Collins' claim that 'integralism has much in common with Italian Fascism, Franco's Spain or Salazar's Portugal' is a cheap shot. First, Collins identifies Santamaria with integralism. Then he links integralism with Italian Fascism. Quite a debating trick, when you think about it.
Santamaria, like the rest of us, had many faults. But support for Italian Fascism was not one of them — and Collins has not supplied any evidence to the contrary.
Collins links Santamaria's support for immigration to 'the mantra "populate or perish" with its racist overtones'.
Another cheap shot. There is no evidence whatsoever to support the view that Santamaria was in any sense racist. Indeed Santamaria and his colleagues were ahead of both the Labor and Liberal parties in advocating the abolition of the White Australia Policy.
Collins opines that 'Abbott is wrong to suggest that [integralism] has made Australian Catholicism "more intellectual"'. I am not aware that Abbott has ever commented on integralism — and Collins does not quote any sources in support of his implied assertion. This is mere verballing.

Nonsense of course, but Santamaria's affection for fascists of the home town Italian kind and Franco has been well-established, because a fascist authoritarian figure who got on with the pope of the day was way better than filthy commie swine ... you could do a deal with them ... and maybe regret it later when things went pear-shaped ...

 


 

Polonius's paranoia turned up again in the lizard Oz, outside the paywall because it was so long ago. The pond can't believe it's quoting Adams (no link, the pond never links to the reptiles, but it's easily googled) ...

- - -

TO DO >>
a - Swap "ring-segment" for "arc-segment" in the listing, starting with its first line and going on through the line with "beneficiaries-desc: οι οποίοι", and give those lines back with nothing else changed.
b - Carry on the commentary about Collins's claims regarding Santamaria from the point where it stops.

- - -

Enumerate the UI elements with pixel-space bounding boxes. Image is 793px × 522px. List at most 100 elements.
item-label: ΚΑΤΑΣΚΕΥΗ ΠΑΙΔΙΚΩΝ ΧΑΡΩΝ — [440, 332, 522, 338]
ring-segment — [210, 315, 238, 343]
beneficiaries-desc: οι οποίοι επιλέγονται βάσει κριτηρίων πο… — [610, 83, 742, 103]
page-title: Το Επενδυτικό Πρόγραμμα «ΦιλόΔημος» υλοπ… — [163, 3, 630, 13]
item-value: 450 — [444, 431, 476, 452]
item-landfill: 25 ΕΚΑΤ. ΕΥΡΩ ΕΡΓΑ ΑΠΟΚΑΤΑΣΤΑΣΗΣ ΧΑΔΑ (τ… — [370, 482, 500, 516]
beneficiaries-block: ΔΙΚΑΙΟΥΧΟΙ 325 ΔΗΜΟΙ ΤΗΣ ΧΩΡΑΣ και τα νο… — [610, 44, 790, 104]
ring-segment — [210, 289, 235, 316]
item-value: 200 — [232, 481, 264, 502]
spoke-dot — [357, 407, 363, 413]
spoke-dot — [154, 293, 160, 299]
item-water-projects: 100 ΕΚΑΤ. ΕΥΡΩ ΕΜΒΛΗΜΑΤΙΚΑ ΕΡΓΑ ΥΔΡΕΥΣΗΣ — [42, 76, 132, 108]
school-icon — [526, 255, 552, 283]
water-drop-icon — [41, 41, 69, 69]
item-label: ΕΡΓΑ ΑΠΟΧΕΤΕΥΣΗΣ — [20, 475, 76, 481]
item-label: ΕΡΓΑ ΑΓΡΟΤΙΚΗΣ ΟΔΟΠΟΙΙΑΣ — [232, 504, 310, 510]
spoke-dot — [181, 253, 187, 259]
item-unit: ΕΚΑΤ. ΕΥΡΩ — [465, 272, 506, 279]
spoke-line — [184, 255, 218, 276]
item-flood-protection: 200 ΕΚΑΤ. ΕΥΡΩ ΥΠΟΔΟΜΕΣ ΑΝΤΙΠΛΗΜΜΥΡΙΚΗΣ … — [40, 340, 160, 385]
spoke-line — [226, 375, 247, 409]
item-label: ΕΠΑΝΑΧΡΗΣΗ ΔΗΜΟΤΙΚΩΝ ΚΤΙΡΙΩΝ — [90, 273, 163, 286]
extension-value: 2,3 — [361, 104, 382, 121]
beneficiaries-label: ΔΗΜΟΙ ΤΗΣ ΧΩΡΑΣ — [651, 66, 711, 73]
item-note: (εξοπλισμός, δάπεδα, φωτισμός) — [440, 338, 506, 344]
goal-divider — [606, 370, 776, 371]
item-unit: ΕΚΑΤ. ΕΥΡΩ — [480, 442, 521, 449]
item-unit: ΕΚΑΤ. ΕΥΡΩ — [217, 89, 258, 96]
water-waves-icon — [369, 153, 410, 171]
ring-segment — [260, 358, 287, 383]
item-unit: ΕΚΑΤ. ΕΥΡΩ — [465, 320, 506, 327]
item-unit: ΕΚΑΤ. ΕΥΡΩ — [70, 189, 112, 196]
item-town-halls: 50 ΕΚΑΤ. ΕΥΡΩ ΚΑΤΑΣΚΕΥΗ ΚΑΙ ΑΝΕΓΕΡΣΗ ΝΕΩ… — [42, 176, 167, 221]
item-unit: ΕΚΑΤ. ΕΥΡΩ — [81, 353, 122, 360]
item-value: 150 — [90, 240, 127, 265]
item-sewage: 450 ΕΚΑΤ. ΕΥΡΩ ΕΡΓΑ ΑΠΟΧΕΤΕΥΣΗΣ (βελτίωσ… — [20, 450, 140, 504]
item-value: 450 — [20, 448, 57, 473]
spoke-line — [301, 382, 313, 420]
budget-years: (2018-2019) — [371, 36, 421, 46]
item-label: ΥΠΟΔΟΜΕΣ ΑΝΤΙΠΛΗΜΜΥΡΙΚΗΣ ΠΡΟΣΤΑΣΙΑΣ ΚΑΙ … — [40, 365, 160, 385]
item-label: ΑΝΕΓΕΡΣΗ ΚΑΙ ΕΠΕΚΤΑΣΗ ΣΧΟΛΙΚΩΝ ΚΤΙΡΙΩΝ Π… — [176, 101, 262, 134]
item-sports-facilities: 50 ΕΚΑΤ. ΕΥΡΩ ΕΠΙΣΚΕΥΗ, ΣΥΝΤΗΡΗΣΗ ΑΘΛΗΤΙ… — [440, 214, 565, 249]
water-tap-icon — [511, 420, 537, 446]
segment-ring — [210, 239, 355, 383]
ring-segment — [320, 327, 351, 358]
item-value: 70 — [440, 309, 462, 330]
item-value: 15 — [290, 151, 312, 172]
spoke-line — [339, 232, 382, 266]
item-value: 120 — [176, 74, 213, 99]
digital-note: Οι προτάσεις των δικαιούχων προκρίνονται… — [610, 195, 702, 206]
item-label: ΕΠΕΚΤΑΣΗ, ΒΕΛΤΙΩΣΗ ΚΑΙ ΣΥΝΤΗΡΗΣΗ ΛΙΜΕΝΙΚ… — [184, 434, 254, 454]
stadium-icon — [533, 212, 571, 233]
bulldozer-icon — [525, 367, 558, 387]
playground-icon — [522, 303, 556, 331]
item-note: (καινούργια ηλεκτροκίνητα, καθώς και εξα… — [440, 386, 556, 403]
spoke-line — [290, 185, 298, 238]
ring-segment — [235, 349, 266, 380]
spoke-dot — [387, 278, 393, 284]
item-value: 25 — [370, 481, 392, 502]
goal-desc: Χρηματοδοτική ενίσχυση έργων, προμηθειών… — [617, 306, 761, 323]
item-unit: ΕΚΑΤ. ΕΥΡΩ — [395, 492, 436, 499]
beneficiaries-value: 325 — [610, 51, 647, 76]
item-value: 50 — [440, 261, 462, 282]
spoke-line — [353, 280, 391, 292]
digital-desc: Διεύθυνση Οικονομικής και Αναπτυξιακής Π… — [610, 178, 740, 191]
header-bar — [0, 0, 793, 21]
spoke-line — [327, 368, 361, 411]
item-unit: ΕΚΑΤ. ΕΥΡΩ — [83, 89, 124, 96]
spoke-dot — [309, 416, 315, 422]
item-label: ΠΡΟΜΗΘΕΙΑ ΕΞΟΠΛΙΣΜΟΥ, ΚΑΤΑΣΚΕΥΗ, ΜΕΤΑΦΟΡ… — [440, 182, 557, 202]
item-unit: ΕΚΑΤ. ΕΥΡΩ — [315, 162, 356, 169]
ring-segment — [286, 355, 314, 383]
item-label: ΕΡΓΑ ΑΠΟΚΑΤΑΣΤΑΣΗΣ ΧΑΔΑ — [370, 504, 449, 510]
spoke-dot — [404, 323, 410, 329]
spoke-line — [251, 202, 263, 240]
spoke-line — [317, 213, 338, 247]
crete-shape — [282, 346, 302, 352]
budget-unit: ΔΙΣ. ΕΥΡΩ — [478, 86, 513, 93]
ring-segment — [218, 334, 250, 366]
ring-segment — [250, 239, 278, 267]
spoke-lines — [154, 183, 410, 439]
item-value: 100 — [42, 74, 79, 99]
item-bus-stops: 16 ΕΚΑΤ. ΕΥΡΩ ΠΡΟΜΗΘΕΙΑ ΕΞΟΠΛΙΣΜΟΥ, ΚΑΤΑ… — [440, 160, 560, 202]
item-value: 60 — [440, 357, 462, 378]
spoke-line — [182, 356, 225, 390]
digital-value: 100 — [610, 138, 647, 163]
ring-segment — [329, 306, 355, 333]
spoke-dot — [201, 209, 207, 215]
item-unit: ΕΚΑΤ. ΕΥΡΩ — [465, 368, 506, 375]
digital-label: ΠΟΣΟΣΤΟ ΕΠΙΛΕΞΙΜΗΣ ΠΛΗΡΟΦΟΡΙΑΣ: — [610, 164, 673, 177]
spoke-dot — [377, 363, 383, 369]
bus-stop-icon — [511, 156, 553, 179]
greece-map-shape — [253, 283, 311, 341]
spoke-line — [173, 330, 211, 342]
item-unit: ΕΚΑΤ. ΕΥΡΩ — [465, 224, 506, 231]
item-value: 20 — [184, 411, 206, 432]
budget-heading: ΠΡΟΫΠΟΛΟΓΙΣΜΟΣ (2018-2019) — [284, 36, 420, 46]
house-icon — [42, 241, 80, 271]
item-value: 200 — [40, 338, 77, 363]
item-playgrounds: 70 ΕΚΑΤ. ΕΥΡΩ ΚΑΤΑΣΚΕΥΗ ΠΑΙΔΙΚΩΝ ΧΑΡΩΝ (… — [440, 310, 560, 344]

- - -

RESULTS FOR EACH TASK >>
a -
Enumerate the UI elements with pixel-space bounding boxes. Image is 793px × 522px. List at most 100 elements.
item-label: ΚΑΤΑΣΚΕΥΗ ΠΑΙΔΙΚΩΝ ΧΑΡΩΝ — [440, 332, 522, 338]
arc-segment — [210, 315, 238, 343]
beneficiaries-desc: οι οποίοι επιλέγονται βάσει κριτηρίων πο… — [610, 83, 742, 103]

b -
We’ve been a mutual admonishment society for almost 30 years — yet there he is. Sitting in my studio. Small as life. Gerard Henderson! About to discuss his bio of the wondrously enchristianed RC warrior Bob Santamaria. The atmosphere’s tense — both of us supping with long spoons. And even before he begins talking about Santa (or was Gerard channelling him?) we’d disagreed about what had brought us together. Gerard insisted we’d invited him and that he’d accepted “out of politeness” whereas my understanding was that he’d made the overtures. Both versions are equally improbable.
Santamaria’s back in the news. As well as being hero and mentor to a younger Gerard he remains an inspiration to Tony Abbott, while journalist Greg Sheridan is also sharing memories. I have my own. Apart from my friendship with his brilliant daughter Cathy, I had a rapprochement with her dad in 1996. After a lifetime of detesting the anti-communist zealot who’d denied Labor government for decades, we talked at length about life, death and politics on my little wireless program.
Confessing a pubescent infatuation with the Soviets — ended by Khrushchev’s denunciations of Stalin — I’d asked Santa to justify his support for Mussolini in the 1930s. Now echoing Santa’s excuses, Gerard also defends his more tenacious regard for General Franco. Santamaria, friend of fascism? Gerard will have none of it. “In any case, Franco was not a fascist.” When I raise an audible eyebrow — a reference to Guernica — Gerard insists that the consensus of historians is that Franco and fascism were barely on speaking terms.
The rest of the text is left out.